## Instruction
Leave out the pictures and copy everything else below exactly.

-- Material provided start --

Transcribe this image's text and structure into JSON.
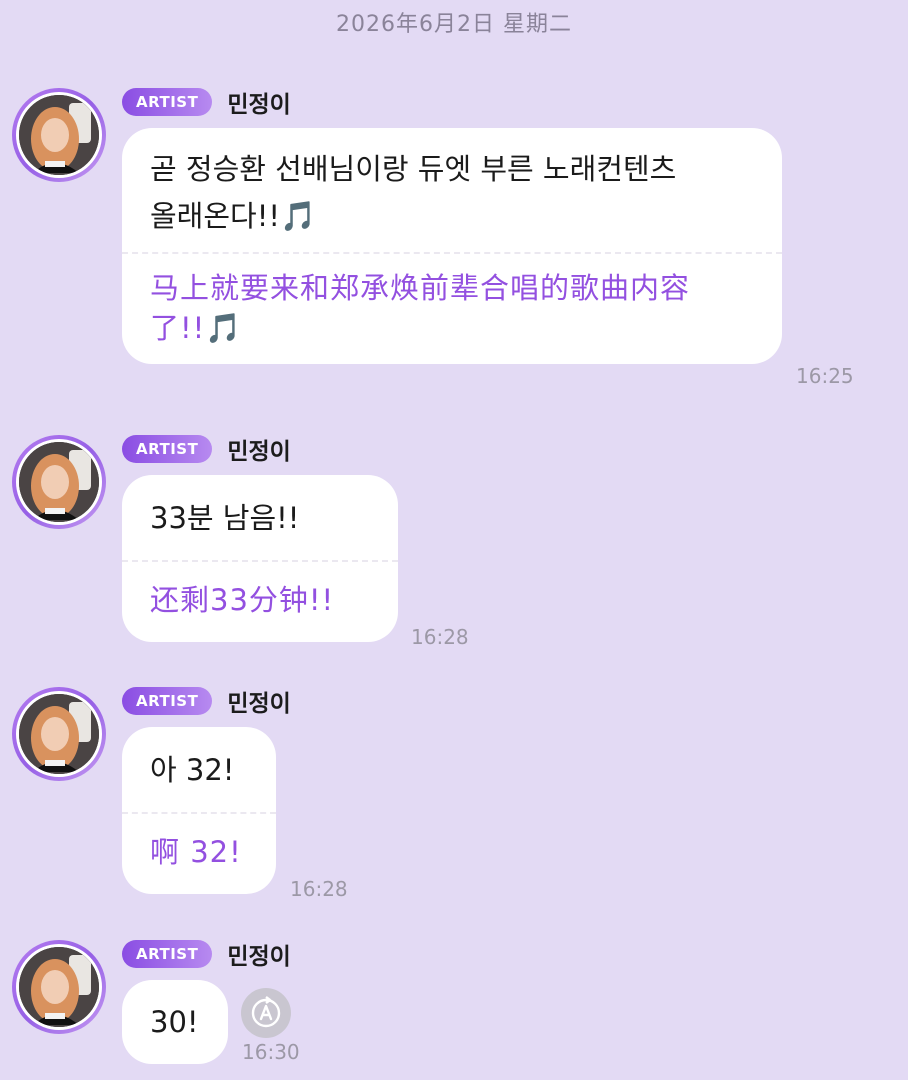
{
  "date_header": "2026年6月2日 星期二",
  "badge_label": "ARTIST",
  "sender_name": "민정이",
  "messages": [
    {
      "ko_lines": [
        "곧 정승환 선배님이랑 듀엣 부른 노래컨텐츠",
        "올래온다!!🎵"
      ],
      "zh_lines": [
        "马上就要来和郑承焕前辈合唱的歌曲内容",
        "了!!🎵"
      ],
      "time": "16:25"
    },
    {
      "ko_lines": [
        "33분 남음!!"
      ],
      "zh_lines": [
        "还剩33分钟!!"
      ],
      "time": "16:28"
    },
    {
      "ko_lines": [
        "아 32!"
      ],
      "zh_lines": [
        "啊 32!"
      ],
      "time": "16:28"
    },
    {
      "ko_lines": [
        "30!"
      ],
      "zh_lines": [],
      "time": "16:30",
      "translate_icon": "translate-icon"
    }
  ],
  "colors": {
    "background": "#e3daf4",
    "translation_text": "#9350e0",
    "badge_start": "#8a4de3",
    "badge_end": "#b78af0"
  }
}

-- Material provided end --

## Solution to the problem
Transcribe this image's text and structure into JSON.
{
  "date_header": "2026年6月2日 星期二",
  "badge_label": "ARTIST",
  "sender_name": "민정이",
  "messages": [
    {
      "ko_lines": [
        "곧 정승환 선배님이랑 듀엣 부른 노래컨텐츠",
        "올래온다!!🎵"
      ],
      "zh_lines": [
        "马上就要来和郑承焕前辈合唱的歌曲内容",
        "了!!🎵"
      ],
      "time": "16:25"
    },
    {
      "ko_lines": [
        "33분 남음!!"
      ],
      "zh_lines": [
        "还剩33分钟!!"
      ],
      "time": "16:28"
    },
    {
      "ko_lines": [
        "아 32!"
      ],
      "zh_lines": [
        "啊 32!"
      ],
      "time": "16:28"
    },
    {
      "ko_lines": [
        "30!"
      ],
      "zh_lines": [],
      "time": "16:30",
      "translate_icon": "translate-icon"
    }
  ],
  "colors": {
    "background": "#e3daf4",
    "translation_text": "#9350e0",
    "badge_start": "#8a4de3",
    "badge_end": "#b78af0"
  }
}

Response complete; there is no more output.